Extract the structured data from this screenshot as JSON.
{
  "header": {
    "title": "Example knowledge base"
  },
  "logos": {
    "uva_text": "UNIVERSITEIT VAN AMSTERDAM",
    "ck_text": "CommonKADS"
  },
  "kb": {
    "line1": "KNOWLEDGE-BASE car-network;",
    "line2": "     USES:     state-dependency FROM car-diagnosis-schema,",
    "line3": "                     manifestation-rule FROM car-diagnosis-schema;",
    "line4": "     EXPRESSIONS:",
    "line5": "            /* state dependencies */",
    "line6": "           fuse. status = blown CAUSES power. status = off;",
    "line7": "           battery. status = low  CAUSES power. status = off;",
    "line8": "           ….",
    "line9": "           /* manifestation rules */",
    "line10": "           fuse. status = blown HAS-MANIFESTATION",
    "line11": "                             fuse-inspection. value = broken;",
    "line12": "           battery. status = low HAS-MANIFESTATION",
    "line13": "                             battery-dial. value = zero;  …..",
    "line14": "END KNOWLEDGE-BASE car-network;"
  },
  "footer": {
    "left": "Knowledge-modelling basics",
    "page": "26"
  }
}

..........

Reproduce the records above exactly as they appear.

▶ [SOLUTION BELOW]:
Extract the structured data from this screenshot as JSON.
{
  "header": {
    "title": "Example knowledge base"
  },
  "logos": {
    "uva_text": "UNIVERSITEIT VAN AMSTERDAM",
    "ck_text": "CommonKADS"
  },
  "kb": {
    "line1": "KNOWLEDGE-BASE car-network;",
    "line2": "     USES:     state-dependency FROM car-diagnosis-schema,",
    "line3": "                     manifestation-rule FROM car-diagnosis-schema;",
    "line4": "     EXPRESSIONS:",
    "line5": "            /* state dependencies */",
    "line6": "           fuse. status = blown CAUSES power. status = off;",
    "line7": "           battery. status = low  CAUSES power. status = off;",
    "line8": "           ….",
    "line9": "           /* manifestation rules */",
    "line10": "           fuse. status = blown HAS-MANIFESTATION",
    "line11": "                             fuse-inspection. value = broken;",
    "line12": "           battery. status = low HAS-MANIFESTATION",
    "line13": "                             battery-dial. value = zero;  …..",
    "line14": "END KNOWLEDGE-BASE car-network;"
  },
  "footer": {
    "left": "Knowledge-modelling basics",
    "page": "26"
  }
}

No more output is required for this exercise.